((
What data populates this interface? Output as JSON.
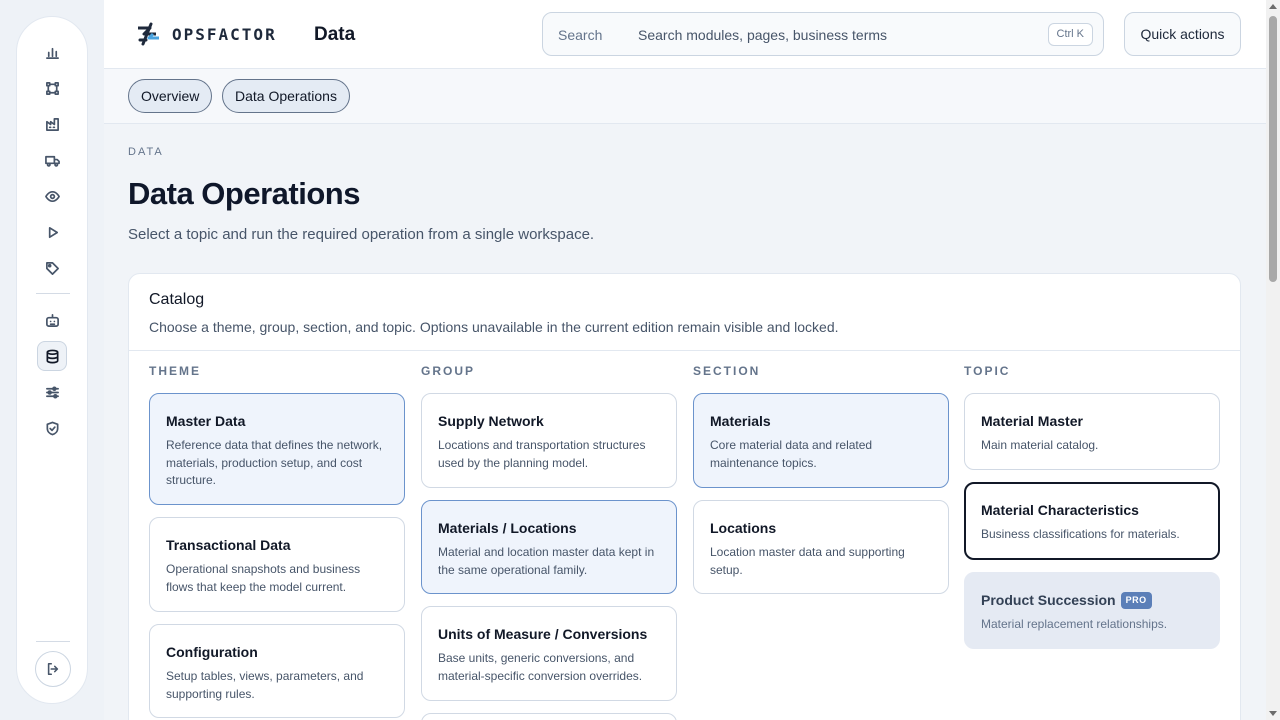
{
  "brand": {
    "name": "OPSFACTOR"
  },
  "header": {
    "section": "Data",
    "search_label": "Search",
    "search_placeholder": "Search modules, pages, business terms",
    "search_shortcut": "Ctrl K",
    "quick_actions": "Quick actions"
  },
  "tabs": [
    {
      "label": "Overview"
    },
    {
      "label": "Data Operations"
    }
  ],
  "page": {
    "crumb": "DATA",
    "title": "Data Operations",
    "subtitle": "Select a topic and run the required operation from a single workspace."
  },
  "catalog": {
    "title": "Catalog",
    "description": "Choose a theme, group, section, and topic. Options unavailable in the current edition remain visible and locked.",
    "columns": {
      "theme": {
        "heading": "THEME",
        "cards": [
          {
            "title": "Master Data",
            "desc": "Reference data that defines the network, materials, production setup, and cost structure.",
            "state": "selected"
          },
          {
            "title": "Transactional Data",
            "desc": "Operational snapshots and business flows that keep the model current."
          },
          {
            "title": "Configuration",
            "desc": "Setup tables, views, parameters, and supporting rules."
          }
        ]
      },
      "group": {
        "heading": "GROUP",
        "cards": [
          {
            "title": "Supply Network",
            "desc": "Locations and transportation structures used by the planning model."
          },
          {
            "title": "Materials / Locations",
            "desc": "Material and location master data kept in the same operational family.",
            "state": "selected"
          },
          {
            "title": "Units of Measure / Conversions",
            "desc": "Base units, generic conversions, and material-specific conversion overrides."
          }
        ]
      },
      "section": {
        "heading": "SECTION",
        "cards": [
          {
            "title": "Materials",
            "desc": "Core material data and related maintenance topics.",
            "state": "selected"
          },
          {
            "title": "Locations",
            "desc": "Location master data and supporting setup."
          }
        ]
      },
      "topic": {
        "heading": "TOPIC",
        "cards": [
          {
            "title": "Material Master",
            "desc": "Main material catalog."
          },
          {
            "title": "Material Characteristics",
            "desc": "Business classifications for materials.",
            "state": "focused"
          },
          {
            "title": "Product Succession",
            "badge": "PRO",
            "desc": "Material replacement relationships.",
            "state": "locked"
          }
        ]
      }
    }
  },
  "nav_icons": [
    "bar-chart-icon",
    "network-icon",
    "factory-icon",
    "truck-icon",
    "eye-icon",
    "play-icon",
    "tag-icon",
    "robot-icon",
    "database-icon",
    "sliders-icon",
    "shield-check-icon"
  ],
  "colors": {
    "accent": "#6b93cc",
    "selected_bg": "#eff4fc",
    "locked_bg": "#e5eaf3",
    "pro_badge": "#5b7fb8"
  }
}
))
_WHAT YOU ARE ASKED TO DO_. Without the pictures, repeat all the records word for word.

_TASK OUTPUT_.
What data populates this interface? Output as JSON.
{
  "brand": {
    "name": "OPSFACTOR"
  },
  "header": {
    "section": "Data",
    "search_label": "Search",
    "search_placeholder": "Search modules, pages, business terms",
    "search_shortcut": "Ctrl K",
    "quick_actions": "Quick actions"
  },
  "tabs": [
    {
      "label": "Overview"
    },
    {
      "label": "Data Operations"
    }
  ],
  "page": {
    "crumb": "DATA",
    "title": "Data Operations",
    "subtitle": "Select a topic and run the required operation from a single workspace."
  },
  "catalog": {
    "title": "Catalog",
    "description": "Choose a theme, group, section, and topic. Options unavailable in the current edition remain visible and locked.",
    "columns": {
      "theme": {
        "heading": "THEME",
        "cards": [
          {
            "title": "Master Data",
            "desc": "Reference data that defines the network, materials, production setup, and cost structure.",
            "state": "selected"
          },
          {
            "title": "Transactional Data",
            "desc": "Operational snapshots and business flows that keep the model current."
          },
          {
            "title": "Configuration",
            "desc": "Setup tables, views, parameters, and supporting rules."
          }
        ]
      },
      "group": {
        "heading": "GROUP",
        "cards": [
          {
            "title": "Supply Network",
            "desc": "Locations and transportation structures used by the planning model."
          },
          {
            "title": "Materials / Locations",
            "desc": "Material and location master data kept in the same operational family.",
            "state": "selected"
          },
          {
            "title": "Units of Measure / Conversions",
            "desc": "Base units, generic conversions, and material-specific conversion overrides."
          }
        ]
      },
      "section": {
        "heading": "SECTION",
        "cards": [
          {
            "title": "Materials",
            "desc": "Core material data and related maintenance topics.",
            "state": "selected"
          },
          {
            "title": "Locations",
            "desc": "Location master data and supporting setup."
          }
        ]
      },
      "topic": {
        "heading": "TOPIC",
        "cards": [
          {
            "title": "Material Master",
            "desc": "Main material catalog."
          },
          {
            "title": "Material Characteristics",
            "desc": "Business classifications for materials.",
            "state": "focused"
          },
          {
            "title": "Product Succession",
            "badge": "PRO",
            "desc": "Material replacement relationships.",
            "state": "locked"
          }
        ]
      }
    }
  },
  "nav_icons": [
    "bar-chart-icon",
    "network-icon",
    "factory-icon",
    "truck-icon",
    "eye-icon",
    "play-icon",
    "tag-icon",
    "robot-icon",
    "database-icon",
    "sliders-icon",
    "shield-check-icon"
  ],
  "colors": {
    "accent": "#6b93cc",
    "selected_bg": "#eff4fc",
    "locked_bg": "#e5eaf3",
    "pro_badge": "#5b7fb8"
  }
}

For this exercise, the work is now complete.